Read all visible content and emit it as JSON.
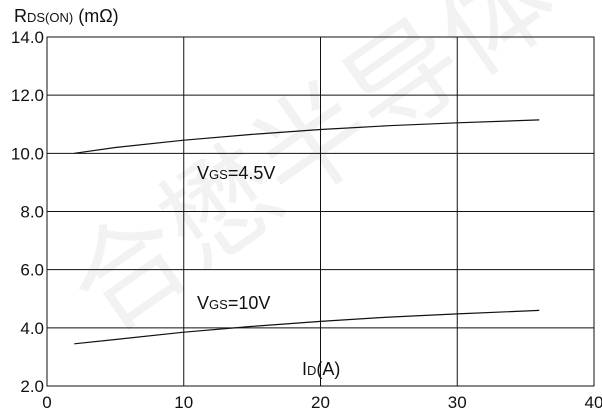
{
  "chart_data": {
    "type": "line",
    "ylabel": {
      "main": "R",
      "sub": "DS(ON)",
      "unit": " (mΩ)"
    },
    "xlabel": {
      "main": "I",
      "sub": "D",
      "unit": "(A)"
    },
    "xlim": [
      0,
      40
    ],
    "ylim": [
      2.0,
      14.0
    ],
    "x_ticks": [
      0,
      10,
      20,
      30,
      40
    ],
    "y_ticks": [
      "2.0",
      "4.0",
      "6.0",
      "8.0",
      "10.0",
      "12.0",
      "14.0"
    ],
    "grid": true,
    "series": [
      {
        "name": {
          "main": "V",
          "sub": "GS",
          "value": "=4.5V"
        },
        "x": [
          2,
          5,
          10,
          15,
          20,
          25,
          30,
          36
        ],
        "y": [
          10.0,
          10.2,
          10.45,
          10.65,
          10.82,
          10.95,
          11.05,
          11.15
        ]
      },
      {
        "name": {
          "main": "V",
          "sub": "GS",
          "value": "=10V"
        },
        "x": [
          2,
          5,
          10,
          15,
          20,
          25,
          30,
          36
        ],
        "y": [
          3.45,
          3.6,
          3.85,
          4.05,
          4.22,
          4.37,
          4.48,
          4.6
        ]
      }
    ]
  },
  "watermark": "合懋半导体"
}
----------------
Directions for this task =>
Above are records with pictures; repeat the records exactly and leave the pictures out.

Output for this exercise =>
Read all visible content and emit it as JSON.
{
  "chart_data": {
    "type": "line",
    "ylabel": {
      "main": "R",
      "sub": "DS(ON)",
      "unit": " (mΩ)"
    },
    "xlabel": {
      "main": "I",
      "sub": "D",
      "unit": "(A)"
    },
    "xlim": [
      0,
      40
    ],
    "ylim": [
      2.0,
      14.0
    ],
    "x_ticks": [
      0,
      10,
      20,
      30,
      40
    ],
    "y_ticks": [
      "2.0",
      "4.0",
      "6.0",
      "8.0",
      "10.0",
      "12.0",
      "14.0"
    ],
    "grid": true,
    "series": [
      {
        "name": {
          "main": "V",
          "sub": "GS",
          "value": "=4.5V"
        },
        "x": [
          2,
          5,
          10,
          15,
          20,
          25,
          30,
          36
        ],
        "y": [
          10.0,
          10.2,
          10.45,
          10.65,
          10.82,
          10.95,
          11.05,
          11.15
        ]
      },
      {
        "name": {
          "main": "V",
          "sub": "GS",
          "value": "=10V"
        },
        "x": [
          2,
          5,
          10,
          15,
          20,
          25,
          30,
          36
        ],
        "y": [
          3.45,
          3.6,
          3.85,
          4.05,
          4.22,
          4.37,
          4.48,
          4.6
        ]
      }
    ]
  },
  "watermark": "合懋半导体"
}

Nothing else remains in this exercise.